=== Task to carry out ===
In the vibrating tool claims, restate the paragraph that begins "5. The vibrating tool according to claim 3" as a brief bulleted list that keeps its main facts.

=== Excerpt to read ===
-------
Attorney, Agent or Firm: Davis and Bujold
Claims
What is claimed is:
1. A vibrating tool having a body housing for housing a drive
component, a vibration generating mechanism being incorporated
within said housing, and a handle being displaceably interconnected
with said housing, said tool comprising:
a projection being supported by a rear wall of said housing
adjacent said handle wherein said projection is a cylindrical
member which supports a radially outwardly extending flange that
extends from an end of said projection remote from said housing,
and an open area is defined between the rear wall of said housing
and said flange;
said handle comprising first and second handle portions, said first
and second handle portions each carrying a stop member for
retaining said projection of said housing and thereby
interconnecting said handle to said housing;
a clearance being defined between said projection and said stop
members of said handle to facilitate displacement, at least in a
vibrating direction of said vibrating mechanism, of said housing
relative to said handle, during use;
each said stop member supports a radially inwardly extending stop
that extends from an end of said handle adjacent said housing, each
said stop is displaceably received in said open area, at least in
said vibrating direction, and to retain said flange with said
clearance provided therebetween; and
an elastic compressible member being interposed in said clearance
between said projection of said housing and said stop members of
said handle for isolating said handle from vibrations generated is
said housing by said vibration generating mechanism.
2. The vibrating tool according to claim 1, wherein said
elastically compressible member is an annular component mounted
around the cylindrical member in said clearance, at least between
said stop and the rear wall of said housing.
3. The vibrating tool according to claim 2, wherein said
compressible member further comprises a radially outwardly opening
annular groove, in an outer peripheral surface of said compressible
member, with said stop received in said groove.
4. The vibrating tool according to claim 3, wherein said
compressible member further comprises a partially hollow
cross-sectional configuration.
5. The vibrating tool according to claim 3, wherein an inner
diameter of said compressible member is smaller than an outer
diameter of said cylindrical member and a radially inwardly opening
annular groove is located in an inner peripheral surface of said
compressible member, said inwardly opening groove is sealed by an
outer peripheral surface of said cylindrical member.
-------
[Dataset excerpt]

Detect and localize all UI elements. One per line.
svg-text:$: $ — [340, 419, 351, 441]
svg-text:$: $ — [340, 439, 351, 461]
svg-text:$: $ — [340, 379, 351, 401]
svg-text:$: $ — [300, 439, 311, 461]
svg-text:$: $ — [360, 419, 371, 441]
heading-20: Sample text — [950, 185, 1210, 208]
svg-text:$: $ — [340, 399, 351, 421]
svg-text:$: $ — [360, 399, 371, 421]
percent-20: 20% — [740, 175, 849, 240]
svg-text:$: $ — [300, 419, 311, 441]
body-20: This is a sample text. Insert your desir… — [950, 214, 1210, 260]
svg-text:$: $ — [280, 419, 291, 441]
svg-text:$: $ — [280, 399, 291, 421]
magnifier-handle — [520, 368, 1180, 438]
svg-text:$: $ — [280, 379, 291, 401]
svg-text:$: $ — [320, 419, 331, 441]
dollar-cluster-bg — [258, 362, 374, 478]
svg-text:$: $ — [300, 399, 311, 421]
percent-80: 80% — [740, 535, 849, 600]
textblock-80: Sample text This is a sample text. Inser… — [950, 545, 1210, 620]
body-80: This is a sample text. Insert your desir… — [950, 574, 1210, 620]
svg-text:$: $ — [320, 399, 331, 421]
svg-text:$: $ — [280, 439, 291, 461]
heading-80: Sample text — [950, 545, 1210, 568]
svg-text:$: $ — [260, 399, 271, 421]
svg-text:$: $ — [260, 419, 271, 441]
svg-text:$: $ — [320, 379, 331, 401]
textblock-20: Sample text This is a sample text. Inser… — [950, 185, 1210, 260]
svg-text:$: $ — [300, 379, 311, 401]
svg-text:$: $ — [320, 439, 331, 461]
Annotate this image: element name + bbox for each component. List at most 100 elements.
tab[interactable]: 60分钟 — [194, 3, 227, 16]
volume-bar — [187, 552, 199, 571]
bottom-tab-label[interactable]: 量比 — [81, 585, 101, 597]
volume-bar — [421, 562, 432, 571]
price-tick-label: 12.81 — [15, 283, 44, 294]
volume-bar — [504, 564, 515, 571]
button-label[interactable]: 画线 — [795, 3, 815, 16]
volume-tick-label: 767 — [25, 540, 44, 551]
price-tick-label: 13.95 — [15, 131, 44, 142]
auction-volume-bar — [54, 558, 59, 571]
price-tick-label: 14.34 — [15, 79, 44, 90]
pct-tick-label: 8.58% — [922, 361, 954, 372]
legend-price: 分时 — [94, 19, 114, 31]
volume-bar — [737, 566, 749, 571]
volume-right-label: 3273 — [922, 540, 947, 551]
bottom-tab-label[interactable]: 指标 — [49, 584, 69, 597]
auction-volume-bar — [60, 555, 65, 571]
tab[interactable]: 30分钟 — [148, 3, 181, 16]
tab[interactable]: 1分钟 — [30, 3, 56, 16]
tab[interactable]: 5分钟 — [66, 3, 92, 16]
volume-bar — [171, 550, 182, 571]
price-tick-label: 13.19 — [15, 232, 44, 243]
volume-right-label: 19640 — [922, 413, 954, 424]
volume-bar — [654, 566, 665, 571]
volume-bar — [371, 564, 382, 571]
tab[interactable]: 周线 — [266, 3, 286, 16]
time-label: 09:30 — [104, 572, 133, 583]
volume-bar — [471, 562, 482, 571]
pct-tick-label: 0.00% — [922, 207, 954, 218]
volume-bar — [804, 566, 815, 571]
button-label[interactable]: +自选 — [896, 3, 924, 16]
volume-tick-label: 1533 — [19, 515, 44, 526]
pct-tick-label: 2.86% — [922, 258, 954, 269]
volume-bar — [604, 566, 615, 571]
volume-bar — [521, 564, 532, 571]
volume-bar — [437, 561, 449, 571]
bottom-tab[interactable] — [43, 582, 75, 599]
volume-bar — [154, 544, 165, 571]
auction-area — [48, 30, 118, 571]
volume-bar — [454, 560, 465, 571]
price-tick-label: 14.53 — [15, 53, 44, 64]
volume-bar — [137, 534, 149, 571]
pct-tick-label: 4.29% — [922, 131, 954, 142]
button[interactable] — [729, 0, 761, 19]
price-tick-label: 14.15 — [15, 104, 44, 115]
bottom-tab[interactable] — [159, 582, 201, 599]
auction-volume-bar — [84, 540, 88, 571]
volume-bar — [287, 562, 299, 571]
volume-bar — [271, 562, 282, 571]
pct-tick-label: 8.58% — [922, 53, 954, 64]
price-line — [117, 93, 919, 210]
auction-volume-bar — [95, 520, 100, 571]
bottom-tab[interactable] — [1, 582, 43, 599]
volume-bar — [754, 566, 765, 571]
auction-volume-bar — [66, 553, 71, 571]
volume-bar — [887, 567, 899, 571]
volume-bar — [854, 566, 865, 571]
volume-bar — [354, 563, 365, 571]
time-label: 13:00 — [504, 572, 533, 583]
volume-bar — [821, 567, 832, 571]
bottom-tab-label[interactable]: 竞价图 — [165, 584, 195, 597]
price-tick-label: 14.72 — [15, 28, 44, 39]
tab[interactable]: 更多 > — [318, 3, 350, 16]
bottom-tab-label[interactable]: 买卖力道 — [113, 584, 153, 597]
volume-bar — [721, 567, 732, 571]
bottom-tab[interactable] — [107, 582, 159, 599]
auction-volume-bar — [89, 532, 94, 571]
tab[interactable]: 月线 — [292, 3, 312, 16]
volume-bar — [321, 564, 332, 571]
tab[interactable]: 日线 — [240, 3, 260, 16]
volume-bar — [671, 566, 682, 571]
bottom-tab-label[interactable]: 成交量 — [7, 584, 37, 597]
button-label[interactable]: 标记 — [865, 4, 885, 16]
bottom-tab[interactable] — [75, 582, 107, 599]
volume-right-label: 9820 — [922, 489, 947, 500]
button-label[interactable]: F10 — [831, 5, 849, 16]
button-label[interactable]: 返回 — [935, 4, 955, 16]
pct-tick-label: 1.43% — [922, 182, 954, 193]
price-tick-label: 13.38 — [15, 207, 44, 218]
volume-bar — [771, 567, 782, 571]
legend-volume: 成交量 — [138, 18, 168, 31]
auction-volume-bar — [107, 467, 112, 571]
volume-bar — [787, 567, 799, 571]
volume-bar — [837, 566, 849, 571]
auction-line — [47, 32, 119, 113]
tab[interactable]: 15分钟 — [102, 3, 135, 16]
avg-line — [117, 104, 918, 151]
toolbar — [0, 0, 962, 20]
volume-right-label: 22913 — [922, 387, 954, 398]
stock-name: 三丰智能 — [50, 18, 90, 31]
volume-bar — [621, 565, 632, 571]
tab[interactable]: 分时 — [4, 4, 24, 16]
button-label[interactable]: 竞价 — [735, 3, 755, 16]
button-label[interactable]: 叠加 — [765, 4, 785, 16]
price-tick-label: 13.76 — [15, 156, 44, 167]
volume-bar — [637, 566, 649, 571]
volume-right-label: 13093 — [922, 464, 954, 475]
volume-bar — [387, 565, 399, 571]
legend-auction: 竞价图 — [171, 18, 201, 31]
-------
=== Result of this exercise ===
- It builds on claim 3.
- The compressible member's inner diameter is smaller than the cylindrical member's outer diameter.
- A radially inwardly opening annular groove sits in the compressible member's inner peripheral surface.
- The cylindrical member's outer peripheral surface seals that inwardly opening groove.